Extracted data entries
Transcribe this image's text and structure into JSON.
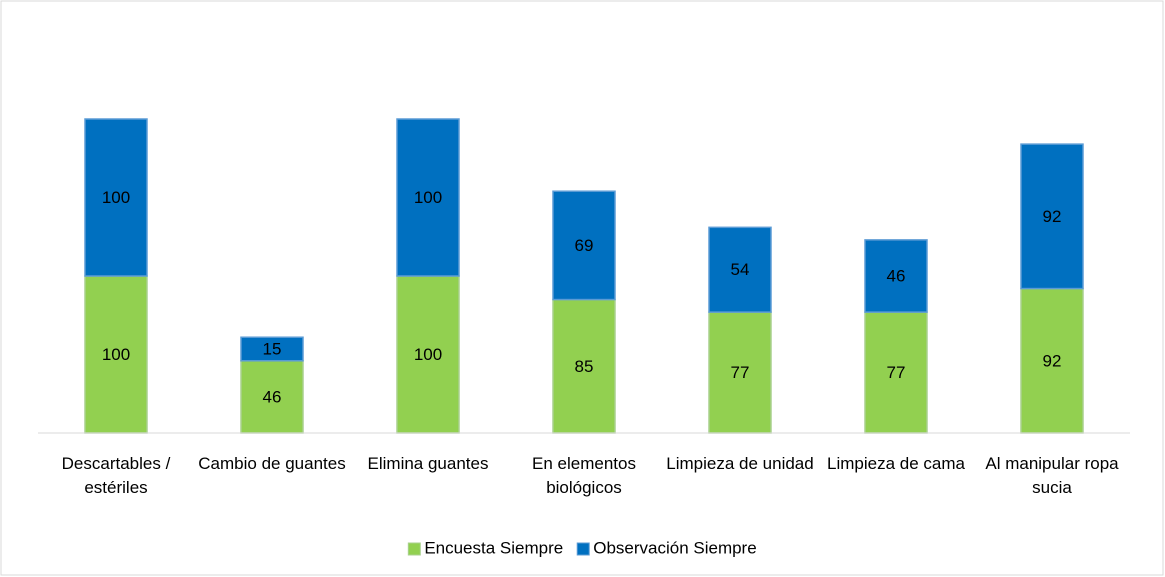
{
  "chart_data": {
    "type": "stacked_bar",
    "categories": [
      "Descartables / estériles",
      "Cambio de guantes",
      "Elimina guantes",
      "En elementos biológicos",
      "Limpieza de unidad",
      "Limpieza de cama",
      "Al manipular ropa sucia"
    ],
    "series": [
      {
        "name": "Encuesta Siempre",
        "color": "#92d050",
        "values": [
          100,
          46,
          100,
          85,
          77,
          77,
          92
        ]
      },
      {
        "name": "Observación Siempre",
        "color": "#0070c0",
        "values": [
          100,
          15,
          100,
          69,
          54,
          46,
          92
        ]
      }
    ],
    "legend": "bottom"
  }
}
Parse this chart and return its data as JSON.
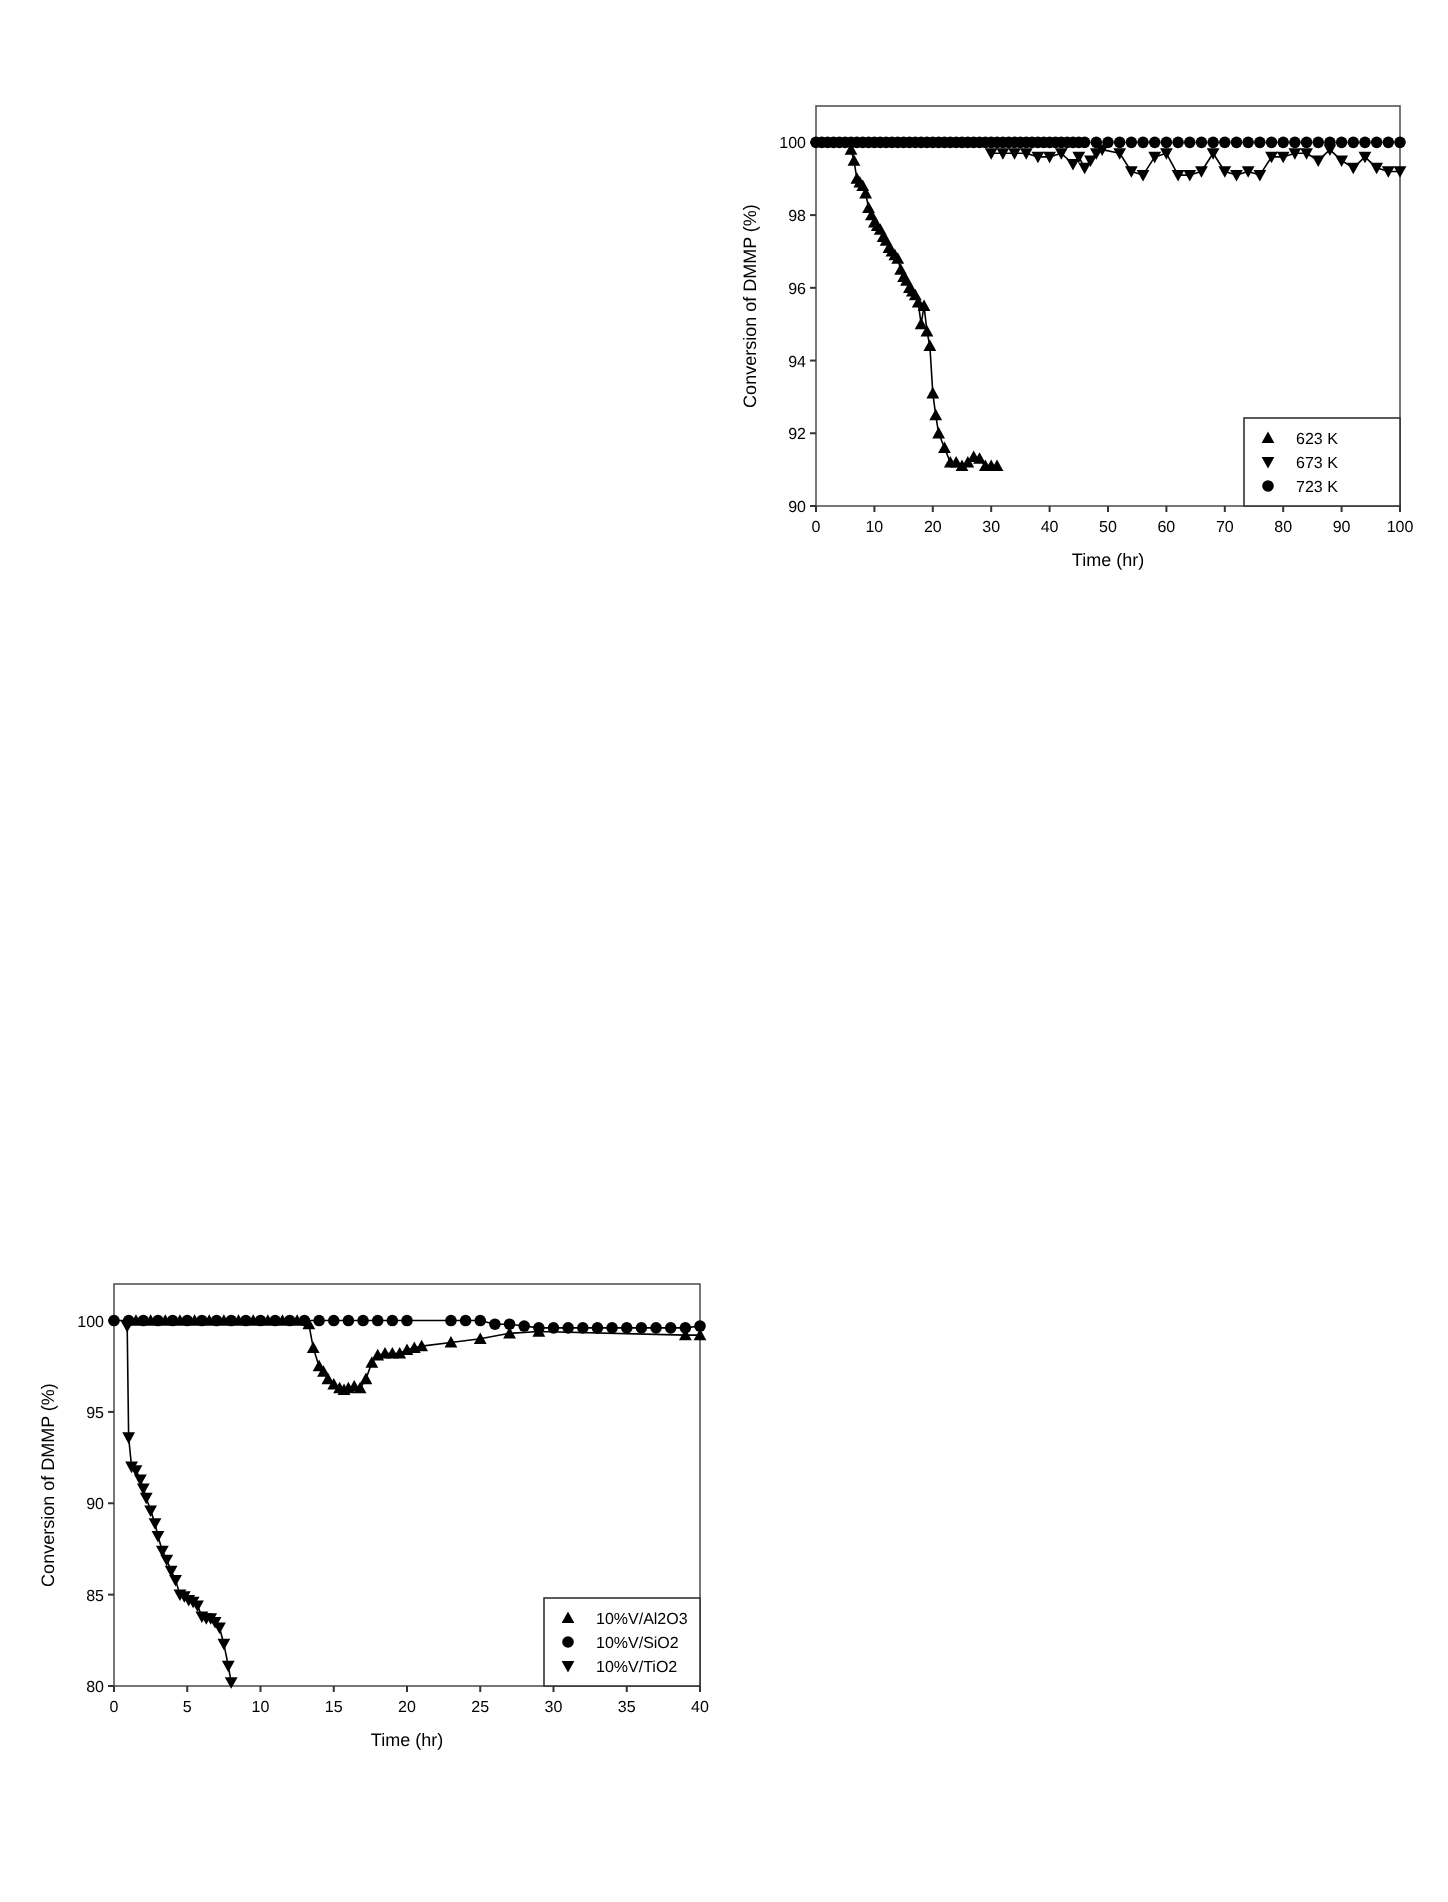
{
  "chart_data": [
    {
      "type": "line",
      "xlabel": "Time (hr)",
      "ylabel": "Conversion of DMMP (%)",
      "xlim": [
        0,
        100
      ],
      "ylim": [
        90,
        101
      ],
      "xticks": [
        0,
        10,
        20,
        30,
        40,
        50,
        60,
        70,
        80,
        90,
        100
      ],
      "yticks": [
        90,
        92,
        94,
        96,
        98,
        100
      ],
      "legend": "bottom right",
      "grid": false,
      "series": [
        {
          "name": "623 K",
          "color": "#000000",
          "marker": "triangle",
          "x": [
            6,
            6.5,
            7,
            7.5,
            8,
            8.5,
            9,
            9.5,
            10,
            10.5,
            11,
            11.5,
            12,
            12.5,
            13,
            13.5,
            14,
            14.5,
            15,
            15.5,
            16,
            16.5,
            17,
            17.5,
            18,
            18.5,
            19,
            19.5,
            20,
            20.5,
            21,
            21.5,
            22,
            23,
            24,
            25,
            26,
            27,
            28,
            29,
            30,
            31
          ],
          "values": [
            99.8,
            99.5,
            99.0,
            98.9,
            98.8,
            98.6,
            98.2,
            98.0,
            97.8,
            97.7,
            97.6,
            97.4,
            97.3,
            97.1,
            97.0,
            96.9,
            96.8,
            96.5,
            96.3,
            96.2,
            96.0,
            95.9,
            95.8,
            95.6,
            95.0,
            95.5,
            94.8,
            94.4,
            93.1,
            92.5,
            92.0,
            null,
            91.6,
            91.2,
            91.2,
            91.1,
            91.2,
            91.35,
            91.3,
            91.1,
            91.1,
            91.1
          ]
        },
        {
          "name": "673 K",
          "color": "#000000",
          "marker": "triangle-down",
          "x": [
            30,
            32,
            34,
            36,
            38,
            40,
            42,
            44,
            45,
            46,
            47,
            48,
            49,
            50,
            52,
            54,
            56,
            58,
            60,
            62,
            64,
            66,
            68,
            70,
            72,
            74,
            76,
            78,
            80,
            82,
            84,
            86,
            88,
            90,
            92,
            94,
            96,
            98,
            100
          ],
          "values": [
            99.7,
            99.7,
            99.7,
            99.7,
            99.6,
            99.6,
            99.7,
            99.4,
            99.6,
            99.3,
            99.5,
            99.7,
            99.8,
            null,
            99.7,
            99.2,
            99.1,
            99.6,
            99.7,
            99.1,
            99.1,
            99.2,
            99.7,
            99.2,
            99.1,
            99.2,
            99.1,
            99.6,
            99.6,
            99.7,
            99.7,
            99.5,
            99.8,
            99.5,
            99.3,
            99.6,
            99.3,
            99.2,
            99.2
          ]
        },
        {
          "name": "723 K",
          "type": "scatter",
          "color": "#000000",
          "marker": "circle",
          "x": [
            0,
            1,
            2,
            3,
            4,
            5,
            6,
            7,
            8,
            9,
            10,
            11,
            12,
            13,
            14,
            15,
            16,
            17,
            18,
            19,
            20,
            21,
            22,
            23,
            24,
            25,
            26,
            27,
            28,
            29,
            30,
            31,
            32,
            33,
            34,
            35,
            36,
            37,
            38,
            39,
            40,
            41,
            42,
            43,
            44,
            45,
            46,
            48,
            50,
            52,
            54,
            56,
            58,
            60,
            62,
            64,
            66,
            68,
            70,
            72,
            74,
            76,
            78,
            80,
            82,
            84,
            86,
            88,
            90,
            92,
            94,
            96,
            98,
            100
          ],
          "values": [
            100,
            100,
            100,
            100,
            100,
            100,
            100,
            100,
            100,
            100,
            100,
            100,
            100,
            100,
            100,
            100,
            100,
            100,
            100,
            100,
            100,
            100,
            100,
            100,
            100,
            100,
            100,
            100,
            100,
            100,
            100,
            100,
            100,
            100,
            100,
            100,
            100,
            100,
            100,
            100,
            100,
            100,
            100,
            100,
            100,
            100,
            100,
            100,
            100,
            100,
            100,
            100,
            100,
            100,
            100,
            100,
            100,
            100,
            100,
            100,
            100,
            100,
            100,
            100,
            100,
            100,
            100,
            100,
            100,
            100,
            100,
            100,
            100,
            100
          ]
        }
      ]
    },
    {
      "type": "line",
      "xlabel": "Time (hr)",
      "ylabel": "Conversion of DMMP (%)",
      "xlim": [
        0,
        40
      ],
      "ylim": [
        80,
        102
      ],
      "xticks": [
        0,
        5,
        10,
        15,
        20,
        25,
        30,
        35,
        40
      ],
      "yticks": [
        80,
        85,
        90,
        95,
        100
      ],
      "legend": "bottom right",
      "grid": false,
      "series": [
        {
          "name": "10%V/Al2O3",
          "color": "#000000",
          "marker": "triangle",
          "x": [
            1.5,
            2.5,
            3.5,
            4.5,
            5.5,
            6.5,
            7.5,
            8.5,
            9.5,
            10.5,
            11.5,
            12.5,
            13.3,
            13.6,
            14,
            14.3,
            14.6,
            15,
            15.4,
            15.7,
            16,
            16.4,
            16.8,
            17.2,
            17.6,
            18,
            18.5,
            19,
            19.5,
            20,
            20.5,
            21,
            23,
            25,
            27,
            29,
            39,
            40
          ],
          "values": [
            100,
            100,
            100,
            100,
            100,
            100,
            100,
            100,
            100,
            100,
            100,
            100,
            99.8,
            98.5,
            97.5,
            97.2,
            96.8,
            96.5,
            96.3,
            96.2,
            96.3,
            96.4,
            96.3,
            96.8,
            97.7,
            98.1,
            98.2,
            98.2,
            98.2,
            98.4,
            98.5,
            98.6,
            98.8,
            99.0,
            99.3,
            99.4,
            99.2,
            99.2
          ]
        },
        {
          "name": "10%V/SiO2",
          "color": "#000000",
          "marker": "circle",
          "x": [
            0,
            1,
            2,
            3,
            4,
            5,
            6,
            7,
            8,
            9,
            10,
            11,
            12,
            13,
            14,
            15,
            16,
            17,
            18,
            19,
            20,
            23,
            24,
            25,
            26,
            27,
            28,
            29,
            30,
            31,
            32,
            33,
            34,
            35,
            36,
            37,
            38,
            39,
            40
          ],
          "values": [
            100,
            100,
            100,
            100,
            100,
            100,
            100,
            100,
            100,
            100,
            100,
            100,
            100,
            100,
            100,
            100,
            100,
            100,
            100,
            100,
            100,
            100,
            100,
            100,
            99.8,
            99.8,
            99.7,
            99.6,
            99.6,
            99.6,
            99.6,
            99.6,
            99.6,
            99.6,
            99.6,
            99.6,
            99.6,
            99.6,
            99.7
          ]
        },
        {
          "name": "10%V/TiO2",
          "color": "#000000",
          "marker": "triangle-down",
          "x": [
            0.9,
            1.0,
            1.2,
            1.5,
            1.8,
            2,
            2.2,
            2.5,
            2.8,
            3,
            3.3,
            3.6,
            3.9,
            4.2,
            4.5,
            4.8,
            5.1,
            5.4,
            5.7,
            6,
            6.3,
            6.6,
            6.9,
            7.2,
            7.5,
            7.8,
            8
          ],
          "values": [
            99.7,
            93.6,
            92,
            91.8,
            91.3,
            90.8,
            90.3,
            89.6,
            88.9,
            88.2,
            87.4,
            86.9,
            86.3,
            85.8,
            85.0,
            84.9,
            84.7,
            84.6,
            84.4,
            83.8,
            83.7,
            83.7,
            83.5,
            83.2,
            82.3,
            81.1,
            80.2
          ]
        }
      ]
    }
  ]
}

Problem to work on: List every line above that holds the word "Limpieza".

Exercise response:
      "Limpieza de unidad",
      "Limpieza de cama",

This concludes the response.